DIRECTION:
Filter the listing below, copying every line in which the word "Total" appears.

(Figure data in JSON)

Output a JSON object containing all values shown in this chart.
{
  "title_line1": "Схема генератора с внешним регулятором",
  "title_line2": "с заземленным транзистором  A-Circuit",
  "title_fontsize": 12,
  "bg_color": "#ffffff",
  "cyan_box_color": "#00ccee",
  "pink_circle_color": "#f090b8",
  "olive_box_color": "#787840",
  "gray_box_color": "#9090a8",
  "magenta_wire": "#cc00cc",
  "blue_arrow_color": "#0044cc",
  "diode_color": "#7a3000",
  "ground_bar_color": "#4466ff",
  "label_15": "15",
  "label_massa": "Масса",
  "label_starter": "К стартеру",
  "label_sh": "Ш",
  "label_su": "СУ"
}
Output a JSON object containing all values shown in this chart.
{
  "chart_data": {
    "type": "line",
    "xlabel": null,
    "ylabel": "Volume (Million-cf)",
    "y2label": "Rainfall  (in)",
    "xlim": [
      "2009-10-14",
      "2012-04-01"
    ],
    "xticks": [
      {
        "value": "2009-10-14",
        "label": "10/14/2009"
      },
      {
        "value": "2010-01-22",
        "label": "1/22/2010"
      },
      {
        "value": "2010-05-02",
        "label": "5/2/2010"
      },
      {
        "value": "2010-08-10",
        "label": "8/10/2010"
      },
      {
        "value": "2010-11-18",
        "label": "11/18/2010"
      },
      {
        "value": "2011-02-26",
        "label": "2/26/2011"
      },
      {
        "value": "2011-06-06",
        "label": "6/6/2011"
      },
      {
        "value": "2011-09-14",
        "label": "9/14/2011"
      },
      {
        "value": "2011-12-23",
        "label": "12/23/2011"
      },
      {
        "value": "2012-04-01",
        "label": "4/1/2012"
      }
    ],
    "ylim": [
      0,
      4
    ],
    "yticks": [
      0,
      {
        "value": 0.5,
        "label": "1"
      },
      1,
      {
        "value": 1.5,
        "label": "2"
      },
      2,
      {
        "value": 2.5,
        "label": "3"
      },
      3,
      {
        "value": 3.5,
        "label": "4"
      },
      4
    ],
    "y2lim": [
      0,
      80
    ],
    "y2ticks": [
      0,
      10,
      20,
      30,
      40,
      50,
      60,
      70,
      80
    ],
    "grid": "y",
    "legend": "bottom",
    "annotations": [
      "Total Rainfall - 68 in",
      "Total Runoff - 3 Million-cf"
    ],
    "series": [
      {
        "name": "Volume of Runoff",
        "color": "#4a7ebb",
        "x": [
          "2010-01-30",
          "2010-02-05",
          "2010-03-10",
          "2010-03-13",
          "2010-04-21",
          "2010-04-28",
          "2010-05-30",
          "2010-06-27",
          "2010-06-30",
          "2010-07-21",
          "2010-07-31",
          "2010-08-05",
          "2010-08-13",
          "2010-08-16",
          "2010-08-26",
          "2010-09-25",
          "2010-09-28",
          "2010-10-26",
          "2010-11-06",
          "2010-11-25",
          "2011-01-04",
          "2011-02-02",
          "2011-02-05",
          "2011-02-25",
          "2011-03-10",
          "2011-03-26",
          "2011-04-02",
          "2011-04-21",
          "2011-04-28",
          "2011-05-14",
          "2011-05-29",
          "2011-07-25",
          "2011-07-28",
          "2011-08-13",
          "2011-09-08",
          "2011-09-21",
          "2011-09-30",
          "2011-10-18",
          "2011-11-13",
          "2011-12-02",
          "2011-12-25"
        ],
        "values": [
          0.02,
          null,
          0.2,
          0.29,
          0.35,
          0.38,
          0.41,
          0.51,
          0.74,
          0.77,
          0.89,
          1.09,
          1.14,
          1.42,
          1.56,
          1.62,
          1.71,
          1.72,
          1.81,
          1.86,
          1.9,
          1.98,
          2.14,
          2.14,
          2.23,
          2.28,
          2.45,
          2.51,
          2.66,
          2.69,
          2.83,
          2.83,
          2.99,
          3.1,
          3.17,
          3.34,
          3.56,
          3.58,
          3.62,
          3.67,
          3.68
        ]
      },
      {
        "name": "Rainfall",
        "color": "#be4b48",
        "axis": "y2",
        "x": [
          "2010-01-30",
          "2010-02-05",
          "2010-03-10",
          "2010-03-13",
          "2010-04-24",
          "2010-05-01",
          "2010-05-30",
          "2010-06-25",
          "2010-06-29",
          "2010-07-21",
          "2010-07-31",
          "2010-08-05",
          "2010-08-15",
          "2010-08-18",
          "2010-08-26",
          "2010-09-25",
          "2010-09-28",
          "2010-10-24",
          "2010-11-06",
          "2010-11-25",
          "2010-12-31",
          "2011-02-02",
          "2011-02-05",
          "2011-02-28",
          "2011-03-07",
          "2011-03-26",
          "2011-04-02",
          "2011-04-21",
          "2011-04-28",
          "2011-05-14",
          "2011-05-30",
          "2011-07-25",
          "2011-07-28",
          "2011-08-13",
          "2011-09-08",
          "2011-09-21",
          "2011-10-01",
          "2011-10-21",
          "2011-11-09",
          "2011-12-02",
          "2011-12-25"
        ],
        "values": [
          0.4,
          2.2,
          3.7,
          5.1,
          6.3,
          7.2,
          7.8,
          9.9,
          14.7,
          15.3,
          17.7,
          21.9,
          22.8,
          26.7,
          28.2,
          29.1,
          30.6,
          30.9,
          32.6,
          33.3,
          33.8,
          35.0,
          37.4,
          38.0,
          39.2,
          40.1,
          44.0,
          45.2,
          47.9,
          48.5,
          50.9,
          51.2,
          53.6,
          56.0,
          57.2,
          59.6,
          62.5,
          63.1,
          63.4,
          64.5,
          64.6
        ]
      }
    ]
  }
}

SOLUTION FOR THIS PROBLEM:
      "Total Rainfall - 68 in",
      "Total Runoff - 3 Million-cf"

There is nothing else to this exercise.